Out of all the lines below, count those with the word "Elsevier". Give the number only.

>> begin TASK INPUTS

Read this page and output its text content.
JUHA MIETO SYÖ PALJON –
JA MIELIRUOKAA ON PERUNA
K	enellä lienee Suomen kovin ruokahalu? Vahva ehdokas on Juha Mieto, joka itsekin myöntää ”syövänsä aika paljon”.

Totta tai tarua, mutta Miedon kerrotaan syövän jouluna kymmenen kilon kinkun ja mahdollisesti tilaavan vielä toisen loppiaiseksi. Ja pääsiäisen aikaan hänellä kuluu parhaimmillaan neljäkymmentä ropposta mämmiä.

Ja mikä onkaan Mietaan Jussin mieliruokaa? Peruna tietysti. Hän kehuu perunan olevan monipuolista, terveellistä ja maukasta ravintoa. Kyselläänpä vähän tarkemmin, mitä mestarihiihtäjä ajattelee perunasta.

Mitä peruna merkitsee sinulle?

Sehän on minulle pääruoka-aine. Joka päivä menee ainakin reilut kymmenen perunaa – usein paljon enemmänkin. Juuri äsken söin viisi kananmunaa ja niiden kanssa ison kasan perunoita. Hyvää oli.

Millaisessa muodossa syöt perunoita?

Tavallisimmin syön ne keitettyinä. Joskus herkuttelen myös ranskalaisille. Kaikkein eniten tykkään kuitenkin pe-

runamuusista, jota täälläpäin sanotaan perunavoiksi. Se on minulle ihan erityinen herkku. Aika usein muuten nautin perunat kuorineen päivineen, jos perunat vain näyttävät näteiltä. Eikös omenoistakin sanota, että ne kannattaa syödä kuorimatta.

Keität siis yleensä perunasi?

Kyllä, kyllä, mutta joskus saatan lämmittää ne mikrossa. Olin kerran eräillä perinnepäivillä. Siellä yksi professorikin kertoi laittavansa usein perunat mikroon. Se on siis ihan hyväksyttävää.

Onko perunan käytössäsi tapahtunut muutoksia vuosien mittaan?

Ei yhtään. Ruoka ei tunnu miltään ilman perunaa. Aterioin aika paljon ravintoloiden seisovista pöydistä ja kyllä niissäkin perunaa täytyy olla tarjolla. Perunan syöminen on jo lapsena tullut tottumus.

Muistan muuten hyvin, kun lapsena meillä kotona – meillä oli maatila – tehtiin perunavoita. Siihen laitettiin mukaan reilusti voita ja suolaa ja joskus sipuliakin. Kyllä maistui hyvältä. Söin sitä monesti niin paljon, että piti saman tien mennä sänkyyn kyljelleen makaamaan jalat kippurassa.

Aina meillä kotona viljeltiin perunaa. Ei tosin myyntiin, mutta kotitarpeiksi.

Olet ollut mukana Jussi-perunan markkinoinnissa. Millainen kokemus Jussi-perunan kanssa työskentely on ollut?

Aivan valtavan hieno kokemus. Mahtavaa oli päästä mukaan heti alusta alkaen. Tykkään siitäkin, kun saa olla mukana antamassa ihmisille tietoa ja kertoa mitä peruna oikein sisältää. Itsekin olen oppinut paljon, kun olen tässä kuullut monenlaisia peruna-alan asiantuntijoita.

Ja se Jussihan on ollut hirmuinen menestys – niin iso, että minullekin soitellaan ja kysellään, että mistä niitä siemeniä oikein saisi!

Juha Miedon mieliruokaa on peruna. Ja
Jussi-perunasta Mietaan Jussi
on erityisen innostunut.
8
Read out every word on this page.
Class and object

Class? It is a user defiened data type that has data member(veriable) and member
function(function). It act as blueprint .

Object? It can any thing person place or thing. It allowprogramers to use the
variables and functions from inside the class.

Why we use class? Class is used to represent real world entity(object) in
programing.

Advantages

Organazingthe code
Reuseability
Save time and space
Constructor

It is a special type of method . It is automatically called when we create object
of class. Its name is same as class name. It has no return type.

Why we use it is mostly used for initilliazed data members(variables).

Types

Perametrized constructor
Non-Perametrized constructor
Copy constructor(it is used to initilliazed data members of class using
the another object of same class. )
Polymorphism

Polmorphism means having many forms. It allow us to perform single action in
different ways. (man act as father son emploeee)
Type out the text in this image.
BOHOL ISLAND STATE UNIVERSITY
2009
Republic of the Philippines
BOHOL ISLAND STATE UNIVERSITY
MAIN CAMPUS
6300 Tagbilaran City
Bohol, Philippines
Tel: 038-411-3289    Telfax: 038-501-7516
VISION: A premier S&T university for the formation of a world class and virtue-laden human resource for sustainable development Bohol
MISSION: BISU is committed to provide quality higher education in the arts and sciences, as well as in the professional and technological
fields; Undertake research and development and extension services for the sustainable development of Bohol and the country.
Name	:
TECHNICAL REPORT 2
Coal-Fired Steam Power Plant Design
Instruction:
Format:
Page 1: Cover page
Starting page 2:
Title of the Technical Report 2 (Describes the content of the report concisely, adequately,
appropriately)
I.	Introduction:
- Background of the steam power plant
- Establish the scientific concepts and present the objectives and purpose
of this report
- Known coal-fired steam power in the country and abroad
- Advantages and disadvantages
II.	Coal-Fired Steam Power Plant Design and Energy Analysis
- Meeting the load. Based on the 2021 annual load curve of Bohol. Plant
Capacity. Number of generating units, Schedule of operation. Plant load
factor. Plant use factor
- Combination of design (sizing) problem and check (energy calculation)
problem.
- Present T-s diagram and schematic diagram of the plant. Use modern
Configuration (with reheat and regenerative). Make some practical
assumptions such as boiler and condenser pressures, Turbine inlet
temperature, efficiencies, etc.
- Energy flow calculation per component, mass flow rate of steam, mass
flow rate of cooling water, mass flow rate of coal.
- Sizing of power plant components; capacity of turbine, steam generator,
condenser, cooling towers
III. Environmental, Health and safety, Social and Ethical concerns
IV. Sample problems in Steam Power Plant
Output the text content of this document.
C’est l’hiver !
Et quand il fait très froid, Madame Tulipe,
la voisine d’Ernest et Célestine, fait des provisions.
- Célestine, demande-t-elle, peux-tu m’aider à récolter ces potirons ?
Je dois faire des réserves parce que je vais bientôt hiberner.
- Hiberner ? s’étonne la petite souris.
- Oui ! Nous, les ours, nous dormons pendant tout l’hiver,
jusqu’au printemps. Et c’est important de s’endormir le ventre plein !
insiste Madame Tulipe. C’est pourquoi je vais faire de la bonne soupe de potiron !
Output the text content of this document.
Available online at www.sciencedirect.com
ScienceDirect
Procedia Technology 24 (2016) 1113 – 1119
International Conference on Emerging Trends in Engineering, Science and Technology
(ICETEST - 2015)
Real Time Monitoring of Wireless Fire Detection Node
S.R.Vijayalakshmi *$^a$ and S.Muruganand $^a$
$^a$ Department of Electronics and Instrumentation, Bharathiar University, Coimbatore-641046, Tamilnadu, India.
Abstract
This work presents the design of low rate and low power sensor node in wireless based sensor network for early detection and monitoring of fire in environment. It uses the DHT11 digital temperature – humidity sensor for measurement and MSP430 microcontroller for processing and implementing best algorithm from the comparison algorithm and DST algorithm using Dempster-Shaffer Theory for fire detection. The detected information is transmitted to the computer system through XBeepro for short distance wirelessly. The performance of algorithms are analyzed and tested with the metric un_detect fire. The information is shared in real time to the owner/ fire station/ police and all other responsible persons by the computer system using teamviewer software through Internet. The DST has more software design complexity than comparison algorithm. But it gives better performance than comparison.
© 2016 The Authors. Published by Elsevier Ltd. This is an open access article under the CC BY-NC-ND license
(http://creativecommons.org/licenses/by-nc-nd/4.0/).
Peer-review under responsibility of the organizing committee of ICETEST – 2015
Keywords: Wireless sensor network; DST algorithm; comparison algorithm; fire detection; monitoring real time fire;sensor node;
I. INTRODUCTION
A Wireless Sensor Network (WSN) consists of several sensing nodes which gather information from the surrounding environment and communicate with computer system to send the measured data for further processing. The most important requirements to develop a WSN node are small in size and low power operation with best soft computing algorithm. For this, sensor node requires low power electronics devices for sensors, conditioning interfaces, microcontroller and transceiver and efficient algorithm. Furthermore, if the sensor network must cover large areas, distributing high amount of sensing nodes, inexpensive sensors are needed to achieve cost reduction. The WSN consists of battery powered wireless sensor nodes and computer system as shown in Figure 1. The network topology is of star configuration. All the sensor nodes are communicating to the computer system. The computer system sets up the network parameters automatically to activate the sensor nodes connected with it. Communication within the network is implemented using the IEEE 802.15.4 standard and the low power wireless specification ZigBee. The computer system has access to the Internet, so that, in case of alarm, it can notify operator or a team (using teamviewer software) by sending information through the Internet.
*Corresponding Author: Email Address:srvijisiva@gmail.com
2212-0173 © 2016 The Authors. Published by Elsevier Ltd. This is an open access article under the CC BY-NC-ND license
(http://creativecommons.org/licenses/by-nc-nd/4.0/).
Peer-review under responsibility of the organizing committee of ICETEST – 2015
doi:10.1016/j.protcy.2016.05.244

>> end TASK INPUTS

● OUTPUT
2